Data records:
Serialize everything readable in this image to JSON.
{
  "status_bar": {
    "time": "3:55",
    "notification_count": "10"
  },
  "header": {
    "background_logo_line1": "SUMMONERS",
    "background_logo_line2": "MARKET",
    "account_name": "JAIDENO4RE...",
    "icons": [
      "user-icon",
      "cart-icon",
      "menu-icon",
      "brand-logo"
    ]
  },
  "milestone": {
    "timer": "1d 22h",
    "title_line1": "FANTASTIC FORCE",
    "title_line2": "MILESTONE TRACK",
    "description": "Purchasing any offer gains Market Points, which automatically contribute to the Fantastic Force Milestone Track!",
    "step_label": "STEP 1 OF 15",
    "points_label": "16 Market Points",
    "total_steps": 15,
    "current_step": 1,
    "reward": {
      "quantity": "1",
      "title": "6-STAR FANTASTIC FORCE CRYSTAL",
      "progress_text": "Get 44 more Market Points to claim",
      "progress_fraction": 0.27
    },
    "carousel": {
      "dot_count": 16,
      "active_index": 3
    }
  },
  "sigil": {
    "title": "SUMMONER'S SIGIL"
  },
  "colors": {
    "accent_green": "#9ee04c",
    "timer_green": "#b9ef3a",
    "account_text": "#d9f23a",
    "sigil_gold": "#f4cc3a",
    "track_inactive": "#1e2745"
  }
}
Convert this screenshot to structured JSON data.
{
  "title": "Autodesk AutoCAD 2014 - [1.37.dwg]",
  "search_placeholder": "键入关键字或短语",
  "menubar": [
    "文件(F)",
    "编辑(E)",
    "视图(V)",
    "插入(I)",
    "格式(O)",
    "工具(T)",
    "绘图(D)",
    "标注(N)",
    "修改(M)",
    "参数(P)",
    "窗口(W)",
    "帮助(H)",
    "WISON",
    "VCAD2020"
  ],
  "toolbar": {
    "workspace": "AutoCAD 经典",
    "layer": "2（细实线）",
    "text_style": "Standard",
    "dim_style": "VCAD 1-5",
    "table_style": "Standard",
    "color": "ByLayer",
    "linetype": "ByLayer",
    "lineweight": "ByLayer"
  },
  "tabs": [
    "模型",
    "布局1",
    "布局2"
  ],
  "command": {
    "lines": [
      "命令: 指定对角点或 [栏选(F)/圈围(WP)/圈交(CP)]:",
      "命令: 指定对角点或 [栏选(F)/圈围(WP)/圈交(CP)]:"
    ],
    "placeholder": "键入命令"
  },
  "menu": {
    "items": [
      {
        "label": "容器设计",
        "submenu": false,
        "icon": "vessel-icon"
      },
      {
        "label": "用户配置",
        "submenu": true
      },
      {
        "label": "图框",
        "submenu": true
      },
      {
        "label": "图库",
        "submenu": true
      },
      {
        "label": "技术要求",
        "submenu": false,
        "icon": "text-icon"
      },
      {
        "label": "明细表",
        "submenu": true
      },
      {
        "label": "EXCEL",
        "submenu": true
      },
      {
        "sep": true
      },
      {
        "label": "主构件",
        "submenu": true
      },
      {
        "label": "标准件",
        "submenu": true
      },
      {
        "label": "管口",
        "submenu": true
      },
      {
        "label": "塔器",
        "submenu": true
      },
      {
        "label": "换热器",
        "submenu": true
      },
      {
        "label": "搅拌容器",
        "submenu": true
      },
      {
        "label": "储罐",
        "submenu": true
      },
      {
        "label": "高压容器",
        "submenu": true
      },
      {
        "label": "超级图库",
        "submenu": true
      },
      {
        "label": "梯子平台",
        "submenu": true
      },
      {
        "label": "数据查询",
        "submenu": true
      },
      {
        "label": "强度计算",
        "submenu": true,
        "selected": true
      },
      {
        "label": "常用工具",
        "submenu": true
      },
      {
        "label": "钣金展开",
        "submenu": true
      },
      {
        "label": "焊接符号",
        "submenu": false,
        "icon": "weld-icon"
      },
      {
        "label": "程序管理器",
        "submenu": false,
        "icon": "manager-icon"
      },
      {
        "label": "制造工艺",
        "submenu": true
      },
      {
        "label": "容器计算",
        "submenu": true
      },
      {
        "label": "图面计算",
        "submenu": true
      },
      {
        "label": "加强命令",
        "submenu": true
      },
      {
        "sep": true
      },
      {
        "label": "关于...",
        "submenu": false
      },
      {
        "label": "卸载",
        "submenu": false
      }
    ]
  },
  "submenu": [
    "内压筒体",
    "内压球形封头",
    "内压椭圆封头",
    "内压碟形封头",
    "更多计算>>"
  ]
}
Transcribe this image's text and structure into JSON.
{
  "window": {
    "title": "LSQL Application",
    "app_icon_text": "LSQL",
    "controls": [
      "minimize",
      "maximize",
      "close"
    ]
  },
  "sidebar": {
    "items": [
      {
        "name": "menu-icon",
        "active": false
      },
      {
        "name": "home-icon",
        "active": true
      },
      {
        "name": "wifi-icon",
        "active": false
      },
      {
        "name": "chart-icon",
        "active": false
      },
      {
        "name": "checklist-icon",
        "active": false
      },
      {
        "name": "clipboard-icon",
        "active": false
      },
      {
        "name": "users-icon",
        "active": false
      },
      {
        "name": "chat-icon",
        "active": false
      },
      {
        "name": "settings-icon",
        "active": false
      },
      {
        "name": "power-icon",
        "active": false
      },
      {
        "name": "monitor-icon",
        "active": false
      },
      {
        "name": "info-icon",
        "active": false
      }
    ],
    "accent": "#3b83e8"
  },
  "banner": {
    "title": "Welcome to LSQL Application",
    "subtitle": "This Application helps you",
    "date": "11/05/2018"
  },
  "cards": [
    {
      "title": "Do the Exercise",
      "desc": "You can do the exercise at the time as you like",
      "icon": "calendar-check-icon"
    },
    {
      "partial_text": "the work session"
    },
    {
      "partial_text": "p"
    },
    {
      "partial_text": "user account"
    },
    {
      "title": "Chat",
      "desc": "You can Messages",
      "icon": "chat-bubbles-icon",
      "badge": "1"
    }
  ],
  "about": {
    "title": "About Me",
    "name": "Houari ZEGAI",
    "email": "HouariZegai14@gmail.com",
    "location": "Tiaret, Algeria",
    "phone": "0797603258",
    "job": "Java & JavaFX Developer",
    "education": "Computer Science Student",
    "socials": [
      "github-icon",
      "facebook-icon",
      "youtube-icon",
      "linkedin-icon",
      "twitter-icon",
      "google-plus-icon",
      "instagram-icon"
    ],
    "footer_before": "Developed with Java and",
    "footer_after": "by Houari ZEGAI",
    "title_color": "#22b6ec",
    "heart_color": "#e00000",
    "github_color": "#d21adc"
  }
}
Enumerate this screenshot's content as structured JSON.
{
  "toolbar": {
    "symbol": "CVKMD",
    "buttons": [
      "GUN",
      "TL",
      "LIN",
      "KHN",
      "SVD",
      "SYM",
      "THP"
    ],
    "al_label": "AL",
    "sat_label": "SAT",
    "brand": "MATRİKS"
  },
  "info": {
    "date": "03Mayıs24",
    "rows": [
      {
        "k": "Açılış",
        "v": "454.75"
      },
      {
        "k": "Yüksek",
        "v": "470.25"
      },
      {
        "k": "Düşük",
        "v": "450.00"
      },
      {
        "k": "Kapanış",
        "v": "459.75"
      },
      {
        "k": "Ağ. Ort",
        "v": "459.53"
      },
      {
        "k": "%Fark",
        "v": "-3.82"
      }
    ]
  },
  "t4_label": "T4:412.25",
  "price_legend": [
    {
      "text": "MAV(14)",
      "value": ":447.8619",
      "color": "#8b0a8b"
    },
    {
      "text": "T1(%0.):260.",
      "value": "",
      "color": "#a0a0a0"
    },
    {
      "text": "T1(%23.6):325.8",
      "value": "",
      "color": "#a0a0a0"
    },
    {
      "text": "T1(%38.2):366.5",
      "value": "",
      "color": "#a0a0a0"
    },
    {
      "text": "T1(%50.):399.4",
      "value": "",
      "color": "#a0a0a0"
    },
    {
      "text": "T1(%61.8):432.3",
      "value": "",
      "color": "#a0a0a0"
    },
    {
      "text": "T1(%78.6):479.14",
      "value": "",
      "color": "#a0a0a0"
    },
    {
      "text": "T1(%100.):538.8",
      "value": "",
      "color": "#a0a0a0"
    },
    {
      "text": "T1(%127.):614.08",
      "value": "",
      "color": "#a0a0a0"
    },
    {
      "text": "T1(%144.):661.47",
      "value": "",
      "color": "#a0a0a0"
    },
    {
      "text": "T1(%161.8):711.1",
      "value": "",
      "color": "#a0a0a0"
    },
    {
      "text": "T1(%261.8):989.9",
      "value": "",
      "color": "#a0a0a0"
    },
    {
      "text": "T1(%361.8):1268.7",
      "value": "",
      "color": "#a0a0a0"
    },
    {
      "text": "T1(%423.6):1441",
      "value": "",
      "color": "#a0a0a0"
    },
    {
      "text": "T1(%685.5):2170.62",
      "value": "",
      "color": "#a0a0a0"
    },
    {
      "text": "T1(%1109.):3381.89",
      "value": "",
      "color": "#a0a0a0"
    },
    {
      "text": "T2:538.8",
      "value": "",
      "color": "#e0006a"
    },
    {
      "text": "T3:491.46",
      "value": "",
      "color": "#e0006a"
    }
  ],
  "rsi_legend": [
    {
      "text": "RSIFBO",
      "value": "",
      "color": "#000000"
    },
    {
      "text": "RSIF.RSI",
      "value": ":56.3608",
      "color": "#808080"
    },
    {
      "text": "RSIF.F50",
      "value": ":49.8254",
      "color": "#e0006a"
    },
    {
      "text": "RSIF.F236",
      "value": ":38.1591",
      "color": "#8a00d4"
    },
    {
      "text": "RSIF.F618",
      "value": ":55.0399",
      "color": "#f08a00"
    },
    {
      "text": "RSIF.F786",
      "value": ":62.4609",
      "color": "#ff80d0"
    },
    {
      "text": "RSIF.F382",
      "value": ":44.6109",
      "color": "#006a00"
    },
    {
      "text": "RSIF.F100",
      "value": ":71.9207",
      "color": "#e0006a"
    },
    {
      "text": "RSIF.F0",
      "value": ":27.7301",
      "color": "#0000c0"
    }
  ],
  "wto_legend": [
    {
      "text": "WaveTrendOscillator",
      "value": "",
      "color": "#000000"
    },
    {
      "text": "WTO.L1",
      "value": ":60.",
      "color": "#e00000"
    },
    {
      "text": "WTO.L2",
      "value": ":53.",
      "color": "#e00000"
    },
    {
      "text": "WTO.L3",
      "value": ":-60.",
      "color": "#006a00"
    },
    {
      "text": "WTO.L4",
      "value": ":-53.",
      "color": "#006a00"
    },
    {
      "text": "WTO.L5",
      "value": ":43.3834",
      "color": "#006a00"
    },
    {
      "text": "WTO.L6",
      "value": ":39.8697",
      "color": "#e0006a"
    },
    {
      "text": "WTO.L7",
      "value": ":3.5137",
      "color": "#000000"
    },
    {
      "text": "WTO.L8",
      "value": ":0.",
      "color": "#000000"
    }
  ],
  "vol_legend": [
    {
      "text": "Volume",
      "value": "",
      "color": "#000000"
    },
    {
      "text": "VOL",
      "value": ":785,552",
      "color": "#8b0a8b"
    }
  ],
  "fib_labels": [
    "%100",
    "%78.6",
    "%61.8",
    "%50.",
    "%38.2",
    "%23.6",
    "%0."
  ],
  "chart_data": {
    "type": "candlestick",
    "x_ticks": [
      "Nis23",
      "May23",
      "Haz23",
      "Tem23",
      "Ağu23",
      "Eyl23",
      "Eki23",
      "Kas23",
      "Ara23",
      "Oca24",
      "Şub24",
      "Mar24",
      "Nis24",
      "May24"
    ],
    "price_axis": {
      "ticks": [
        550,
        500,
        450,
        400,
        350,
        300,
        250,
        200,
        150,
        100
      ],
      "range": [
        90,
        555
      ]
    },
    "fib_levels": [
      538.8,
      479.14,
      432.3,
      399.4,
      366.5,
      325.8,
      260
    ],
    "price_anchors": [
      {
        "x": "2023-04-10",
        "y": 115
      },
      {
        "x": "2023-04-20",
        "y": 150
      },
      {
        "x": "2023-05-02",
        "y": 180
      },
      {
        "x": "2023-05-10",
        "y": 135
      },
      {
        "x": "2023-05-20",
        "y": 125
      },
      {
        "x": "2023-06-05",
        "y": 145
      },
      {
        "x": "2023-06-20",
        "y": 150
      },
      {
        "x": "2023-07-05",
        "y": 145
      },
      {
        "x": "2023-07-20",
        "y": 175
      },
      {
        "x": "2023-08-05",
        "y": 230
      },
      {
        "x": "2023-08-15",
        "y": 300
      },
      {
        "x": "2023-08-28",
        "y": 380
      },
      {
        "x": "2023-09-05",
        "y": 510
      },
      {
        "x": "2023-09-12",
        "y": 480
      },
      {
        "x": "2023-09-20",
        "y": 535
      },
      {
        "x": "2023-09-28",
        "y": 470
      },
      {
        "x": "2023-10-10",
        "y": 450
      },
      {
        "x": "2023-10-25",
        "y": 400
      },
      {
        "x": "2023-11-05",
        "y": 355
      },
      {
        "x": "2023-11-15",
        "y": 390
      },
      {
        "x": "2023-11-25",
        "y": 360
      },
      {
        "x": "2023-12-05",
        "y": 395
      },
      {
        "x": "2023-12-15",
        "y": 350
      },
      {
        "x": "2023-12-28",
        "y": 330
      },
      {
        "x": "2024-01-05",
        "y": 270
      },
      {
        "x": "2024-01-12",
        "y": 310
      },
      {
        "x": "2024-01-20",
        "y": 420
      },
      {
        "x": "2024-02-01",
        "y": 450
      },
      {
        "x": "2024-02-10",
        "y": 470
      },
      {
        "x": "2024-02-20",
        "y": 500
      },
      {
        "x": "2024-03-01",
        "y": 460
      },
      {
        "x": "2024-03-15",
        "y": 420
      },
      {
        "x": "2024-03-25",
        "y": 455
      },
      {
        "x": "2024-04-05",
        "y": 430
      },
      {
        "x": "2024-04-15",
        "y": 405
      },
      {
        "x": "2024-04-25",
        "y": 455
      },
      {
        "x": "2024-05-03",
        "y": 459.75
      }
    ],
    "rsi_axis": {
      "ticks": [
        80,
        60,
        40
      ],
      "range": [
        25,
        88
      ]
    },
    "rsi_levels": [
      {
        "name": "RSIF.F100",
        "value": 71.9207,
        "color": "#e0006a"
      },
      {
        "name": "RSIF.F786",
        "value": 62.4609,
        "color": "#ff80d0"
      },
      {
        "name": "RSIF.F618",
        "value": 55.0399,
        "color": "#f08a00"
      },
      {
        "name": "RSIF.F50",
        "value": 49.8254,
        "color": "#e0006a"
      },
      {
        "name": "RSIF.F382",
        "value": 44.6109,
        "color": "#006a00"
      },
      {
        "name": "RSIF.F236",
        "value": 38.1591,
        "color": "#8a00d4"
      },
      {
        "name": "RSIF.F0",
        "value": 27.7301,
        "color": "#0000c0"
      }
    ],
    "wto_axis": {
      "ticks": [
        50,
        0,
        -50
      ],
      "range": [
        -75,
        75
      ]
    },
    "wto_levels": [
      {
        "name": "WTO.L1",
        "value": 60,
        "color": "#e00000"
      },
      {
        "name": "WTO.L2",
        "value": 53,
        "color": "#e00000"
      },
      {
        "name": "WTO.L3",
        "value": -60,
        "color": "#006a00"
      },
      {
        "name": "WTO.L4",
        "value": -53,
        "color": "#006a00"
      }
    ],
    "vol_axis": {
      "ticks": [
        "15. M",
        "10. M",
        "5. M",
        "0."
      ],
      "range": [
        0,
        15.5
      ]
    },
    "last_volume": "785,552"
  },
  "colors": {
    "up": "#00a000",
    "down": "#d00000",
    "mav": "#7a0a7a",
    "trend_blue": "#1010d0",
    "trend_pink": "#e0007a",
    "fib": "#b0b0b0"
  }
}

■ Your instructions
Identify how many lines in the entries above include the string "指定对角点或", then state that number alone.

■ Output for this exercise
2